[BEGIN Material for this task]
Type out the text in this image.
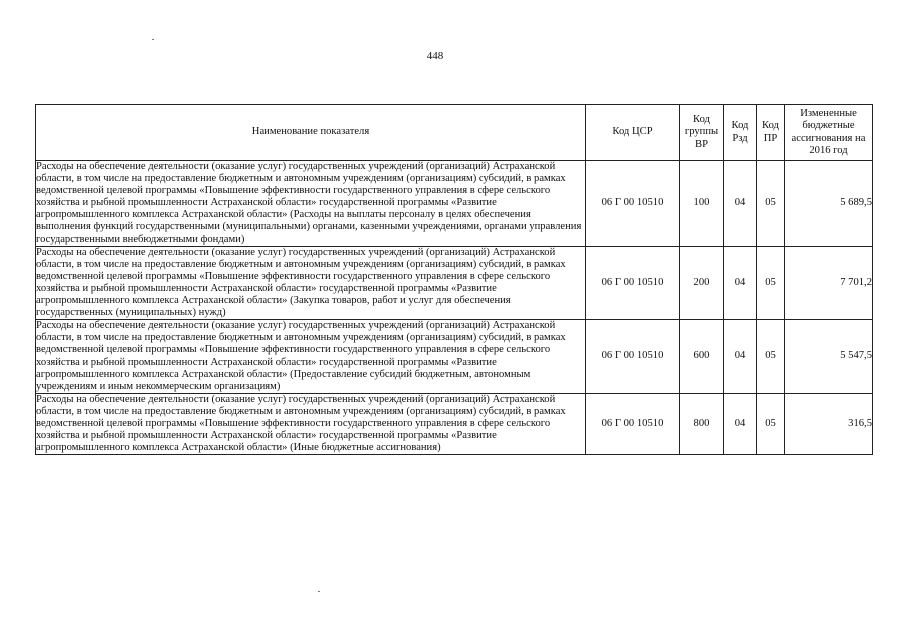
448
Наименование показателя	Код ЦСР	Код группы ВР	Код Рзд	Код ПР	Измененные бюджетные ассигнования на 2016 год
Расходы на обеспечение деятельности (оказание услуг) государственных учреждений (организаций) Астраханской области, в том числе на предоставление бюджетным и автономным учреждениям (организациям) субсидий, в рамках ведомственной целевой программы «Повышение эффективности государственного управления в сфере сельского хозяйства и рыбной промышленности Астраханской области» государственной программы «Развитие агропромышленного комплекса Астраханской области» (Расходы на выплаты персоналу в целях обеспечения выполнения функций государственными (муниципальными) органами, казенными учреждениями, органами управления государственными внебюджетными фондами)	06 Г 00 10510	100	04	05	5 689,5
Расходы на обеспечение деятельности (оказание услуг) государственных учреждений (организаций) Астраханской области, в том числе на предоставление бюджетным и автономным учреждениям (организациям) субсидий, в рамках ведомственной целевой программы «Повышение эффективности государственного управления в сфере сельского хозяйства и рыбной промышленности Астраханской области» государственной программы «Развитие агропромышленного комплекса Астраханской области» (Закупка товаров, работ и услуг для обеспечения государственных (муниципальных) нужд)	06 Г 00 10510	200	04	05	7 701,2
Расходы на обеспечение деятельности (оказание услуг) государственных учреждений (организаций) Астраханской области, в том числе на предоставление бюджетным и автономным учреждениям (организациям) субсидий, в рамках ведомственной целевой программы «Повышение эффективности государственного управления в сфере сельского хозяйства и рыбной промышленности Астраханской области» государственной программы «Развитие агропромышленного комплекса Астраханской области» (Предоставление субсидий бюджетным, автономным учреждениям и иным некоммерческим организациям)	06 Г 00 10510	600	04	05	5 547,5
Расходы на обеспечение деятельности (оказание услуг) государственных учреждений (организаций) Астраханской области, в том числе на предоставление бюджетным и автономным учреждениям (организациям) субсидий, в рамках ведомственной целевой программы «Повышение эффективности государственного управления в сфере сельского хозяйства и рыбной промышленности Астраханской области» государственной программы «Развитие агропромышленного комплекса Астраханской области» (Иные бюджетные ассигнования)	06 Г 00 10510	800	04	05	316,5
[END Material for this task]
What is expected –
Each record must be quoted in full and exactly. Do not include the pictures.

Finished task –
Type out the text in this image.
448
Наименование показателя	Код ЦСР	Код группы ВР	Код Рзд	Код ПР	Измененные бюджетные ассигнования на 2016 год
Расходы на обеспечение деятельности (оказание услуг) государственных учреждений (организаций) Астраханской области, в том числе на предоставление бюджетным и автономным учреждениям (организациям) субсидий, в рамках ведомственной целевой программы «Повышение эффективности государственного управления в сфере сельского хозяйства и рыбной промышленности Астраханской области» государственной программы «Развитие агропромышленного комплекса Астраханской области» (Расходы на выплаты персоналу в целях обеспечения выполнения функций государственными (муниципальными) органами, казенными учреждениями, органами управления государственными внебюджетными фондами)	06 Г 00 10510	100	04	05	5 689,5
Расходы на обеспечение деятельности (оказание услуг) государственных учреждений (организаций) Астраханской области, в том числе на предоставление бюджетным и автономным учреждениям (организациям) субсидий, в рамках ведомственной целевой программы «Повышение эффективности государственного управления в сфере сельского хозяйства и рыбной промышленности Астраханской области» государственной программы «Развитие агропромышленного комплекса Астраханской области» (Закупка товаров, работ и услуг для обеспечения государственных (муниципальных) нужд)	06 Г 00 10510	200	04	05	7 701,2
Расходы на обеспечение деятельности (оказание услуг) государственных учреждений (организаций) Астраханской области, в том числе на предоставление бюджетным и автономным учреждениям (организациям) субсидий, в рамках ведомственной целевой программы «Повышение эффективности государственного управления в сфере сельского хозяйства и рыбной промышленности Астраханской области» государственной программы «Развитие агропромышленного комплекса Астраханской области» (Предоставление субсидий бюджетным, автономным учреждениям и иным некоммерческим организациям)	06 Г 00 10510	600	04	05	5 547,5
Расходы на обеспечение деятельности (оказание услуг) государственных учреждений (организаций) Астраханской области, в том числе на предоставление бюджетным и автономным учреждениям (организациям) субсидий, в рамках ведомственной целевой программы «Повышение эффективности государственного управления в сфере сельского хозяйства и рыбной промышленности Астраханской области» государственной программы «Развитие агропромышленного комплекса Астраханской области» (Иные бюджетные ассигнования)	06 Г 00 10510	800	04	05	316,5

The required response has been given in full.